-- Exercise goal --
Only a number is wanted: the count of lines in this listing that contain "Tout".

-- Exercise materials --
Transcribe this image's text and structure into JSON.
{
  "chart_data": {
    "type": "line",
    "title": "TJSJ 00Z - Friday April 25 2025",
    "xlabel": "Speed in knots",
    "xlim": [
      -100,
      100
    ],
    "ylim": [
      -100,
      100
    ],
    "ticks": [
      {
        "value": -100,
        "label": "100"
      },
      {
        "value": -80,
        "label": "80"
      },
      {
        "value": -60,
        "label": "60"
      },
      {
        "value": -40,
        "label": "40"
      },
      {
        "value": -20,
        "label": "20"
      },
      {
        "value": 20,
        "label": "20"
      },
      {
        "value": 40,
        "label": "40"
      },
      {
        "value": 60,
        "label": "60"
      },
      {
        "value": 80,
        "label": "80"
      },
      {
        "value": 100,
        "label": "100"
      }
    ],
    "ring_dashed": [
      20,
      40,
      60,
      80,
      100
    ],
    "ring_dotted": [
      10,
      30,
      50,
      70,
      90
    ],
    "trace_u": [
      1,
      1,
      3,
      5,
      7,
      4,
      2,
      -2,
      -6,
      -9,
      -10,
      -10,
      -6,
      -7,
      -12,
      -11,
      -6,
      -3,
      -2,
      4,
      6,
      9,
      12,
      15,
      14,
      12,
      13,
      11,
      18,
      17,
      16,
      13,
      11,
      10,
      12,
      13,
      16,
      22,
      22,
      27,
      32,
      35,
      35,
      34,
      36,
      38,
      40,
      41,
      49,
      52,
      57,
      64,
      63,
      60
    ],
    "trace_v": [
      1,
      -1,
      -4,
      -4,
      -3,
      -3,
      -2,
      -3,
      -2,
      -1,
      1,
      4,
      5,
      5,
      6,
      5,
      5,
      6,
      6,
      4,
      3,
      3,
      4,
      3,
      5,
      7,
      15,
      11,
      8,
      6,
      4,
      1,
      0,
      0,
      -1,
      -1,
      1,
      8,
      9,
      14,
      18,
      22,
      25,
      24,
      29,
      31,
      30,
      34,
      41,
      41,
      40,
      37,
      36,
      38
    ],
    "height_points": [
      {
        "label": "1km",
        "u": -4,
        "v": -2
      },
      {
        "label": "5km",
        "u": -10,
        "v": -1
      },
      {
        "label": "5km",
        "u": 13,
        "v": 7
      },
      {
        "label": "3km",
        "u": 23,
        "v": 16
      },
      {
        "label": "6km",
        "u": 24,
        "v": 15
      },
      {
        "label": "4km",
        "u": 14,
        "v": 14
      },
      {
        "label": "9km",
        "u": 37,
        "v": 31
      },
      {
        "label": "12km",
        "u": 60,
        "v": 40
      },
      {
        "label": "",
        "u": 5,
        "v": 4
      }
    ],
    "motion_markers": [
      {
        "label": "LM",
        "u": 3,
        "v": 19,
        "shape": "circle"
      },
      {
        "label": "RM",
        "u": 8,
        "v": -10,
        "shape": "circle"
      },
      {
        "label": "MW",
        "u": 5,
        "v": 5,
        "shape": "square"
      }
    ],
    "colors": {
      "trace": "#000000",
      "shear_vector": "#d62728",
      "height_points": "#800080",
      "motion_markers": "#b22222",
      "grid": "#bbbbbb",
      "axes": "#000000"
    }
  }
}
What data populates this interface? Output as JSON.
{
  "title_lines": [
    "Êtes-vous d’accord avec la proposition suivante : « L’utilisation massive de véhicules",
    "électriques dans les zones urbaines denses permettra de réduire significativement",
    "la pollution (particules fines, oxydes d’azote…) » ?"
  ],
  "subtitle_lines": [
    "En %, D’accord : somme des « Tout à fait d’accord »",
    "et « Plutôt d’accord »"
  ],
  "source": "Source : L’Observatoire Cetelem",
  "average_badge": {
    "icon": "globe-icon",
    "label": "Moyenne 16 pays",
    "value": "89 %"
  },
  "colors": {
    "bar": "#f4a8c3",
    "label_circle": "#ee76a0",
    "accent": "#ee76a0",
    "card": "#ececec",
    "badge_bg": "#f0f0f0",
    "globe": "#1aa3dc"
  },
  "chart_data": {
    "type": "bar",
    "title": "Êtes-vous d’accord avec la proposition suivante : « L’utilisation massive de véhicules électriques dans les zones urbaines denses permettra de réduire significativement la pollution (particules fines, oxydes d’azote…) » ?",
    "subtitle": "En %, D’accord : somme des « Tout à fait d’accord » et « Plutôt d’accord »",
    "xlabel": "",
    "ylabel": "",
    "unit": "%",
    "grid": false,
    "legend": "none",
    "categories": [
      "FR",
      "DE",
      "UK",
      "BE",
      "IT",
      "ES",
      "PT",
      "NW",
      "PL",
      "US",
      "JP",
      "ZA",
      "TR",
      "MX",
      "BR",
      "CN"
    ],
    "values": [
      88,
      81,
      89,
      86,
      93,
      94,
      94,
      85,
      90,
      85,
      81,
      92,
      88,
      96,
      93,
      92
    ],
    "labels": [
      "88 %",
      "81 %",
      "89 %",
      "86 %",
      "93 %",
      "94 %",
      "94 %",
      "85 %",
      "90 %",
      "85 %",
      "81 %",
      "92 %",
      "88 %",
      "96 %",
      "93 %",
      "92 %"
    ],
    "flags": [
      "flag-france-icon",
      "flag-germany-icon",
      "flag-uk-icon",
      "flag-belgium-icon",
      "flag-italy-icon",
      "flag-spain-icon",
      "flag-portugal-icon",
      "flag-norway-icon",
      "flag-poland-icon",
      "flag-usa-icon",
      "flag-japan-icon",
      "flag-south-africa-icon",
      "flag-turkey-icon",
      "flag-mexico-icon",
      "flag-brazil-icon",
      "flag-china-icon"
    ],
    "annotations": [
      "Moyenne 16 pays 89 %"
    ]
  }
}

...

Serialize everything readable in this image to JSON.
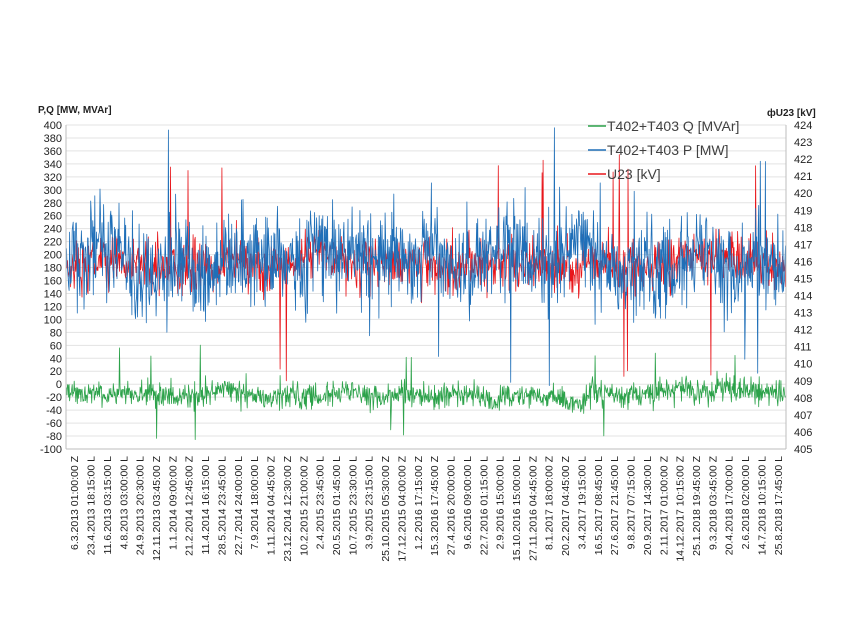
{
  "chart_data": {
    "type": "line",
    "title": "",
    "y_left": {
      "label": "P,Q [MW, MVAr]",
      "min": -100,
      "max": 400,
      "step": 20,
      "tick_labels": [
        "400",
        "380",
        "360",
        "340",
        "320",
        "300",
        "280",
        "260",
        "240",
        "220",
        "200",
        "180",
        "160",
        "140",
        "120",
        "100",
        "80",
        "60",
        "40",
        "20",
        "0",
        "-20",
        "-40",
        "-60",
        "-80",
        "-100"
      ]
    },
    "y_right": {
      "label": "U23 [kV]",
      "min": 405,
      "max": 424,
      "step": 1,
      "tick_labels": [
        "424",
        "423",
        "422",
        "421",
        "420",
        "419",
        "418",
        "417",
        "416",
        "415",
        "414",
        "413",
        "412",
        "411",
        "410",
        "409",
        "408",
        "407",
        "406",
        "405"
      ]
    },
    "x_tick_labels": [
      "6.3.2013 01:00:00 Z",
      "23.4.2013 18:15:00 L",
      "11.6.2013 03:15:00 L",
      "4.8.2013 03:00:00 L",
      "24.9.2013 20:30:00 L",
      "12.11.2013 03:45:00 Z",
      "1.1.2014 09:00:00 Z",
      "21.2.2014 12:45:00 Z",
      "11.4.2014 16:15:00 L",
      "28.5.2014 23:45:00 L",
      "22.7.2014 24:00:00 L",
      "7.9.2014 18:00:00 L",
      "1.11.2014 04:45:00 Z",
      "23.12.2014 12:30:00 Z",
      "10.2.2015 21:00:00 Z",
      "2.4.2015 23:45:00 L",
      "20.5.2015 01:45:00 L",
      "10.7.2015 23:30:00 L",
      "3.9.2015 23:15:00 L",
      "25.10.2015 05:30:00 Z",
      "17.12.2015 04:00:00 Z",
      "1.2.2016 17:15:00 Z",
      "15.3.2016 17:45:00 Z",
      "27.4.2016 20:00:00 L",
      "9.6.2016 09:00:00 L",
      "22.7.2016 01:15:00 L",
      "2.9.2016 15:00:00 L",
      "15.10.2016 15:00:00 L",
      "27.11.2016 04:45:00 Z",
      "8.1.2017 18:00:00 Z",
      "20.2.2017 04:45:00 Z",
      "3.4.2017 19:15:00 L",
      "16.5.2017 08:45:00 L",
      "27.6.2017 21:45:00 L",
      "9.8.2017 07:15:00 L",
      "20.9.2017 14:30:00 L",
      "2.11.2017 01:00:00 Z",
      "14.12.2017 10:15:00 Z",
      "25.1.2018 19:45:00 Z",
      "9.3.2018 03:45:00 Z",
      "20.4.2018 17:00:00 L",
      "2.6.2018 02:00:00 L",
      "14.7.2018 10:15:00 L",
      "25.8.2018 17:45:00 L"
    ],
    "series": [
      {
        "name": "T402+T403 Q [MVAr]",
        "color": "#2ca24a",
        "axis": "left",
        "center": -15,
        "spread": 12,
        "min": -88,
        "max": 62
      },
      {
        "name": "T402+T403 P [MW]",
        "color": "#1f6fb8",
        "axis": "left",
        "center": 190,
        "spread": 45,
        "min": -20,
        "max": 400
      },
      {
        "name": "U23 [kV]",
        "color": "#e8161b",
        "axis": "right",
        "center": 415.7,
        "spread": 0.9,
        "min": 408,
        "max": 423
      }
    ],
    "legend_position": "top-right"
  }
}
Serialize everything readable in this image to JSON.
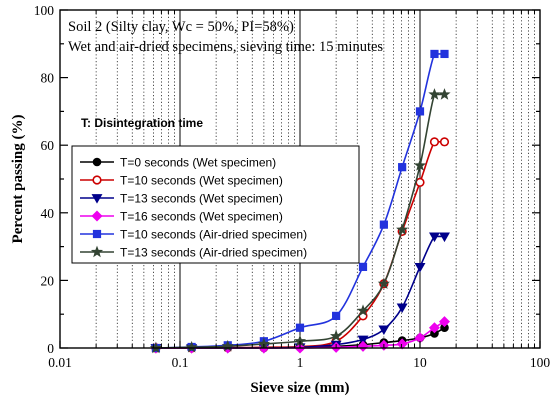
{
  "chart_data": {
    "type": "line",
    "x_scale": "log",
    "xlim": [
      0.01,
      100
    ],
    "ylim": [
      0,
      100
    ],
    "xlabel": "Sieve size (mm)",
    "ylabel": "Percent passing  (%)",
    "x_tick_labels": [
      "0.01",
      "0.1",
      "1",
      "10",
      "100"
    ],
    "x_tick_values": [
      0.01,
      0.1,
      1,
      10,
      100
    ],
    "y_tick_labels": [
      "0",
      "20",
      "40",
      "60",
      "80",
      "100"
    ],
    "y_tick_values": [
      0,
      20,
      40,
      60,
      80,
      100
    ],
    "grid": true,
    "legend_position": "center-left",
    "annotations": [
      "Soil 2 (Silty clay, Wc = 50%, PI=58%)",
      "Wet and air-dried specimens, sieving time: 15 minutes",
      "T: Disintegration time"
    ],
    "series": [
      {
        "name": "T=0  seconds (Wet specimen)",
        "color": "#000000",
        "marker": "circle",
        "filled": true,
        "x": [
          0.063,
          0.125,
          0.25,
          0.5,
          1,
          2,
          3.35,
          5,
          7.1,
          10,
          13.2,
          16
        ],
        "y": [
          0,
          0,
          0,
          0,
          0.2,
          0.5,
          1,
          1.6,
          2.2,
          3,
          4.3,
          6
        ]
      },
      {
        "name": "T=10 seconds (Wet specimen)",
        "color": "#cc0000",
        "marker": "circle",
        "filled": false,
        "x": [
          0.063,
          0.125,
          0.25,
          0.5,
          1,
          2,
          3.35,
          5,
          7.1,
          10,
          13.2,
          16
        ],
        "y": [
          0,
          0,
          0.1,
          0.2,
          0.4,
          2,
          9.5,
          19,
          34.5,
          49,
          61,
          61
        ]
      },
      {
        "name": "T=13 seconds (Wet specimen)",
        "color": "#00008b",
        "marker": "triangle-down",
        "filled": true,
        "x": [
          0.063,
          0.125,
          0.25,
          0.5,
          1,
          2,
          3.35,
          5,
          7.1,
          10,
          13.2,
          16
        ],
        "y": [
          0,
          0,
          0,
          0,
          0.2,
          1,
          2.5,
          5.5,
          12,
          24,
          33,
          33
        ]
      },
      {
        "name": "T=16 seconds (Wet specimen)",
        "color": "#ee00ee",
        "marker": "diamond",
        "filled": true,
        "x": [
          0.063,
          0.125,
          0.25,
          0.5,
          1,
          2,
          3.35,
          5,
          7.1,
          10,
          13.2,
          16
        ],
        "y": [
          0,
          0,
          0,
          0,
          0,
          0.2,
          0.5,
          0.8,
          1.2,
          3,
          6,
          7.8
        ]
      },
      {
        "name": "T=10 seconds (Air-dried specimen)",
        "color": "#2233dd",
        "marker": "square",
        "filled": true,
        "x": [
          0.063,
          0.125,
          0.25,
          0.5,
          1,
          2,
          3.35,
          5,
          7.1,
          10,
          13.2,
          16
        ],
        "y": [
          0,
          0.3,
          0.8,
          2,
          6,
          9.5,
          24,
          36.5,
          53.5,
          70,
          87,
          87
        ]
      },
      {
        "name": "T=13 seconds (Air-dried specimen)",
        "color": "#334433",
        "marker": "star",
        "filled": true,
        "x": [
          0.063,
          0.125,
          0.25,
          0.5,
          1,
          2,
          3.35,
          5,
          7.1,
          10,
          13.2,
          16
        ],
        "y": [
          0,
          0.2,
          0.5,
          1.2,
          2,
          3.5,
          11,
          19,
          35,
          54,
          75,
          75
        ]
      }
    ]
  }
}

...

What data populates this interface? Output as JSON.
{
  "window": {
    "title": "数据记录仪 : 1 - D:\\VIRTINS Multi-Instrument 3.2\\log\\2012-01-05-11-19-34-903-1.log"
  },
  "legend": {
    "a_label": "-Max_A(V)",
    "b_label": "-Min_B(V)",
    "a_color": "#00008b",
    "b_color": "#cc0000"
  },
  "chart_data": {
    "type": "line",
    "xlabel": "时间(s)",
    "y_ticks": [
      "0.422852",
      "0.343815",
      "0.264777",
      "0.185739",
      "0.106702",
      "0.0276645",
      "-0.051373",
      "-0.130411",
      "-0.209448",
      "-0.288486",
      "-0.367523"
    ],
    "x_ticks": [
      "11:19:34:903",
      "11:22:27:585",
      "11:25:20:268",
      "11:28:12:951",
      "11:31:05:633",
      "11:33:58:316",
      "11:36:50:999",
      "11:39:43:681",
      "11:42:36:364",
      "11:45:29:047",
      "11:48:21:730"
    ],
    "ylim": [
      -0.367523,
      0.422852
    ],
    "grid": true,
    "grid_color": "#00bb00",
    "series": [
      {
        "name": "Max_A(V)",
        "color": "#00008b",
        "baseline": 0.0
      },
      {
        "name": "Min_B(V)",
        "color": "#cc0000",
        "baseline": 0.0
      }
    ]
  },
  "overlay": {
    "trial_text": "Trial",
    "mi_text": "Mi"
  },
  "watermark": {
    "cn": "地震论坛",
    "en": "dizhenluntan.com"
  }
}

-- Exercise response --
2